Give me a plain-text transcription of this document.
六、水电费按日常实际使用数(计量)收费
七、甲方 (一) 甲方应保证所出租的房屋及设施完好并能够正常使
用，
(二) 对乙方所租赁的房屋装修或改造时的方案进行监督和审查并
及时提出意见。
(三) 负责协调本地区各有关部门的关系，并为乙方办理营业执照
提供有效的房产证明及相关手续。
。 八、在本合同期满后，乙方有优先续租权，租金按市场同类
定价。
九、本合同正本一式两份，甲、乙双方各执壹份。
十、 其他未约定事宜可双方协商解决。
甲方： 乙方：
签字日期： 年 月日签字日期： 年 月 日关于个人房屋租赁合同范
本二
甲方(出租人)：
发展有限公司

++++++

To do: Transcribe the full listing above without leaving anything out.

Problem solution:
Give me a plain-text transcription of this document.
六、水电费按日常实际使用数(计量)收费
七、甲方 (一) 甲方应保证所出租的房屋及设施完好并能够正常使
用，
(二) 对乙方所租赁的房屋装修或改造时的方案进行监督和审查并
及时提出意见。
(三) 负责协调本地区各有关部门的关系，并为乙方办理营业执照
提供有效的房产证明及相关手续。
。 八、在本合同期满后，乙方有优先续租权，租金按市场同类
定价。
九、本合同正本一式两份，甲、乙双方各执壹份。
十、 其他未约定事宜可双方协商解决。
甲方： 乙方：
签字日期： 年 月日签字日期： 年 月 日关于个人房屋租赁合同范
本二
甲方(出租人)：
发展有限公司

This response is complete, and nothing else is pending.